[Entries from a dataset]
::::

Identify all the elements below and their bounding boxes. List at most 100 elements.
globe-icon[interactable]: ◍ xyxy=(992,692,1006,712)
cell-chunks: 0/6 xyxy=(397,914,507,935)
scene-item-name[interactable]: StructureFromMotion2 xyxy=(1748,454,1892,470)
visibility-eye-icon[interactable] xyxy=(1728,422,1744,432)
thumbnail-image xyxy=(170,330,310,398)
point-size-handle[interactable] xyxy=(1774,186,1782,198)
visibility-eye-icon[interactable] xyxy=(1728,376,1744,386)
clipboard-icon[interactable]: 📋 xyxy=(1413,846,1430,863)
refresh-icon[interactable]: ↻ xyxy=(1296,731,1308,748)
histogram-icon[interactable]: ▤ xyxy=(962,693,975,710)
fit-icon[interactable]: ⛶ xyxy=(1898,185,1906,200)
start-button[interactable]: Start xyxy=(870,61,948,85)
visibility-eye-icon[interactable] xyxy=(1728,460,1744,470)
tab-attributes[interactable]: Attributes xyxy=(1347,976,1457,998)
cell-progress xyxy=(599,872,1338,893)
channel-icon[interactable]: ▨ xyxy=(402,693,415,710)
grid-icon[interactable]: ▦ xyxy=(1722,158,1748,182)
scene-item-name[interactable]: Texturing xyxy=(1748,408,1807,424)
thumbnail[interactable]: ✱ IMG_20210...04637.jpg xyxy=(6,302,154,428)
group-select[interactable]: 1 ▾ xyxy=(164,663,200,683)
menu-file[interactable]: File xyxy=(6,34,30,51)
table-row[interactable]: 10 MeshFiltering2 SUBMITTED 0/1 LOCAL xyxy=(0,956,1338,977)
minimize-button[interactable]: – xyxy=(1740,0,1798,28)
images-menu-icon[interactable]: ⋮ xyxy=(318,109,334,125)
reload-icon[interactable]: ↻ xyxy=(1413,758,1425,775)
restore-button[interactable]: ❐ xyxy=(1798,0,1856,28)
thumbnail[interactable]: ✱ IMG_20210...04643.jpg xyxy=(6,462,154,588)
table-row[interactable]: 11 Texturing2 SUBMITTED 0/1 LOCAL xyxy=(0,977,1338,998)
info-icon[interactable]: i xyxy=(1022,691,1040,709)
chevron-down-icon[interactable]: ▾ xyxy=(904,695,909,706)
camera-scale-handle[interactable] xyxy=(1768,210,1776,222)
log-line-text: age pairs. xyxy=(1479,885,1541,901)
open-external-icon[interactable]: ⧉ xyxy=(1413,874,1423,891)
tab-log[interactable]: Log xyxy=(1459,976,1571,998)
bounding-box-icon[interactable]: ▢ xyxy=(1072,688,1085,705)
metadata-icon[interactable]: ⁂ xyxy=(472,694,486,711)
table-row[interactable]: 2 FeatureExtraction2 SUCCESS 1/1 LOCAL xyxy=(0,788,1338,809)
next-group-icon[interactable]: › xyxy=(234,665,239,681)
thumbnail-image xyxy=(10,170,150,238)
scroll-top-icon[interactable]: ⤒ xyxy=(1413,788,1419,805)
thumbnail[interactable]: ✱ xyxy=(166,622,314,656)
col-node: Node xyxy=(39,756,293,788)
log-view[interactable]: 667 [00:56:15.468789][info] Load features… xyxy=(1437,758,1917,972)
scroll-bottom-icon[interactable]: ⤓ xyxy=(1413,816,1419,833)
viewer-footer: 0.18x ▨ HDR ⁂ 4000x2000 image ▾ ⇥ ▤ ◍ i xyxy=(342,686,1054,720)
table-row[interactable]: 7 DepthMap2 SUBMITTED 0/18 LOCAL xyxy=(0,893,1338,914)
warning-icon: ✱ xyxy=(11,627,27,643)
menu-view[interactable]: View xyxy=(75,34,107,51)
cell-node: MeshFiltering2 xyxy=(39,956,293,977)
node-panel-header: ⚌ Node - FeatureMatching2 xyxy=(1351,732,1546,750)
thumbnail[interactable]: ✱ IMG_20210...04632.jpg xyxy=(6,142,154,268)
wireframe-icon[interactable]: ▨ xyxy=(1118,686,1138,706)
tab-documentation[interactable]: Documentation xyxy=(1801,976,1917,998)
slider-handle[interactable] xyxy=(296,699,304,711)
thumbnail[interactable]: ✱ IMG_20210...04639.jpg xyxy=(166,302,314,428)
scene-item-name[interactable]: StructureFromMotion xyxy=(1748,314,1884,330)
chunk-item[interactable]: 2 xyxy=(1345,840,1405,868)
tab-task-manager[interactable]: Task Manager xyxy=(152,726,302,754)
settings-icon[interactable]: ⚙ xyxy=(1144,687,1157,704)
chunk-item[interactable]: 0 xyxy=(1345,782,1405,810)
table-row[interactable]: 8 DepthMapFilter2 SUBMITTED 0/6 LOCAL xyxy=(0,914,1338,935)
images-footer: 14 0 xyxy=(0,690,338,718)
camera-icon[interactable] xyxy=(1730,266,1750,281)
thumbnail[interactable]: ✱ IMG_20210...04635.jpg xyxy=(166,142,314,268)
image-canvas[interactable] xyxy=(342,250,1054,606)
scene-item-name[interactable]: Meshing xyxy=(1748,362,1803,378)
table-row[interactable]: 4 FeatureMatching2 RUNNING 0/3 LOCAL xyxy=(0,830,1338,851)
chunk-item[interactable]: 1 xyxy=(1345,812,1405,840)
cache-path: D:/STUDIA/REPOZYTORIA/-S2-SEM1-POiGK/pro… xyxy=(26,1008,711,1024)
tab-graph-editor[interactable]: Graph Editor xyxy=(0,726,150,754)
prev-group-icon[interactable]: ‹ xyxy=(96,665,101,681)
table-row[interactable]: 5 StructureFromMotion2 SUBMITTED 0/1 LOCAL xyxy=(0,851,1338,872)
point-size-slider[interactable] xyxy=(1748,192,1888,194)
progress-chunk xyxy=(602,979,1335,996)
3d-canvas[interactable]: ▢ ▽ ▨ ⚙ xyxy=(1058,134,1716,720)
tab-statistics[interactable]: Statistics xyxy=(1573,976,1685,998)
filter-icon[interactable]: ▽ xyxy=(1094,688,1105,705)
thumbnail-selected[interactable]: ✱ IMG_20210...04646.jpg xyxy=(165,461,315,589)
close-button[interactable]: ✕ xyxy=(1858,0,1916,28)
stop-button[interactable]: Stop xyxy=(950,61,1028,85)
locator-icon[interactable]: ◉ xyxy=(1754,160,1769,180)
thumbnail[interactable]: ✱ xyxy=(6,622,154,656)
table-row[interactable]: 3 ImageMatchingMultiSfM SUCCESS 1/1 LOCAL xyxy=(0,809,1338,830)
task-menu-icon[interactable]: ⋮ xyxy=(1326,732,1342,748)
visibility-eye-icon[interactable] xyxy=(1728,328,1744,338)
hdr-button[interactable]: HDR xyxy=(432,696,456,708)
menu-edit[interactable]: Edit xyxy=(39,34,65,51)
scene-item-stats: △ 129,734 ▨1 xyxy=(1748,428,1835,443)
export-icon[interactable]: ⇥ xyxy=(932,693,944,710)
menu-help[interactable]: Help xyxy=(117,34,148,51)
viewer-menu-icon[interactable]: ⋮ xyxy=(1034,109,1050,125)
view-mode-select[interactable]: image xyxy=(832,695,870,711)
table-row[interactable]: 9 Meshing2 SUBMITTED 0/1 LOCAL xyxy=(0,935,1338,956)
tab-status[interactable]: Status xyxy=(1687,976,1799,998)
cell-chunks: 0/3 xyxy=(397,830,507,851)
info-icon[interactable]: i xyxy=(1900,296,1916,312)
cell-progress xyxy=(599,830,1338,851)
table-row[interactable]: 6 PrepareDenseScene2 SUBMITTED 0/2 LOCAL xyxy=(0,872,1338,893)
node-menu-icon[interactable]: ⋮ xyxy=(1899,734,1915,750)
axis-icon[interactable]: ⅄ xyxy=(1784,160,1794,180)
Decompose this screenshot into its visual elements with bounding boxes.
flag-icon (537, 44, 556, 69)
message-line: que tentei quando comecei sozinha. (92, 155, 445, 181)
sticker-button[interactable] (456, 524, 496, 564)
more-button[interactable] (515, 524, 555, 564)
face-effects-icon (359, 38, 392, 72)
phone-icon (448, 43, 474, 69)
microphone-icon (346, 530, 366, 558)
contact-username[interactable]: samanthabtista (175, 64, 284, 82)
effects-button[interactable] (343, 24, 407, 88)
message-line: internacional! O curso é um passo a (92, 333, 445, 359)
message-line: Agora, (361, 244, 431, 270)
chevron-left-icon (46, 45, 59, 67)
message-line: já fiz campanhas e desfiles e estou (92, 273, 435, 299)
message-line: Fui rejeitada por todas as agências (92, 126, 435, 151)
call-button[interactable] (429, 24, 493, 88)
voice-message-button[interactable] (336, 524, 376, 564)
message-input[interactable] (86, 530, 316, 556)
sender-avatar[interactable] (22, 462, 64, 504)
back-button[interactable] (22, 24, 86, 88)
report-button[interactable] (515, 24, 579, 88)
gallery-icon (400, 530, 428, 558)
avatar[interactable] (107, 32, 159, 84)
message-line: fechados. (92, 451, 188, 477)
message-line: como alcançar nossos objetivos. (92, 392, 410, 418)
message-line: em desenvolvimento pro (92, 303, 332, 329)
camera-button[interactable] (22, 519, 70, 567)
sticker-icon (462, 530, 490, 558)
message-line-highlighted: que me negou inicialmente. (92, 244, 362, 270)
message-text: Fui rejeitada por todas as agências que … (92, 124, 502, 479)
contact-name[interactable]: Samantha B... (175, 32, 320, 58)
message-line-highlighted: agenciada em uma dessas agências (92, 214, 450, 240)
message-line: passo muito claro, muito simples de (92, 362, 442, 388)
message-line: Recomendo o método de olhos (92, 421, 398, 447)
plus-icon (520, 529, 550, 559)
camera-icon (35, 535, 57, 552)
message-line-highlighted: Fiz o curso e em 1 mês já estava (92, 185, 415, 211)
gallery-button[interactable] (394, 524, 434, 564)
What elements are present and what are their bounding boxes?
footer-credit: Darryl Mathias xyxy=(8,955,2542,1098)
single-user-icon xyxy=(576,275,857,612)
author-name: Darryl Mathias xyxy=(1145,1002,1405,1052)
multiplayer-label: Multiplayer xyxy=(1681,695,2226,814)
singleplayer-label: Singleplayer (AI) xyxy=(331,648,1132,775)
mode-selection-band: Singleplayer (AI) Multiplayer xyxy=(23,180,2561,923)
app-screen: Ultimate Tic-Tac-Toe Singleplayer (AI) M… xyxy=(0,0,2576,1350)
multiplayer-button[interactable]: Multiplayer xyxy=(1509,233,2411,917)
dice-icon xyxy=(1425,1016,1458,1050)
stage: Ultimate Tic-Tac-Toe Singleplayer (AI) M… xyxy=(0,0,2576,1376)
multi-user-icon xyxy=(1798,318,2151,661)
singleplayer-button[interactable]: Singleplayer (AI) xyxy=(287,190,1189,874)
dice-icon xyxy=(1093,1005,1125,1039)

::::

Do this: Switch "elements" to "items" in the records from the first line through the line with "point-size-handle[interactable] xyxy=(1774,186,1782,198)", then write out only those lines again with nothing else changed.

Answer to this problem:
Identify all the items below and their bounding boxes. List at most 100 items.
globe-icon[interactable]: ◍ xyxy=(992,692,1006,712)
cell-chunks: 0/6 xyxy=(397,914,507,935)
scene-item-name[interactable]: StructureFromMotion2 xyxy=(1748,454,1892,470)
visibility-eye-icon[interactable] xyxy=(1728,422,1744,432)
thumbnail-image xyxy=(170,330,310,398)
point-size-handle[interactable] xyxy=(1774,186,1782,198)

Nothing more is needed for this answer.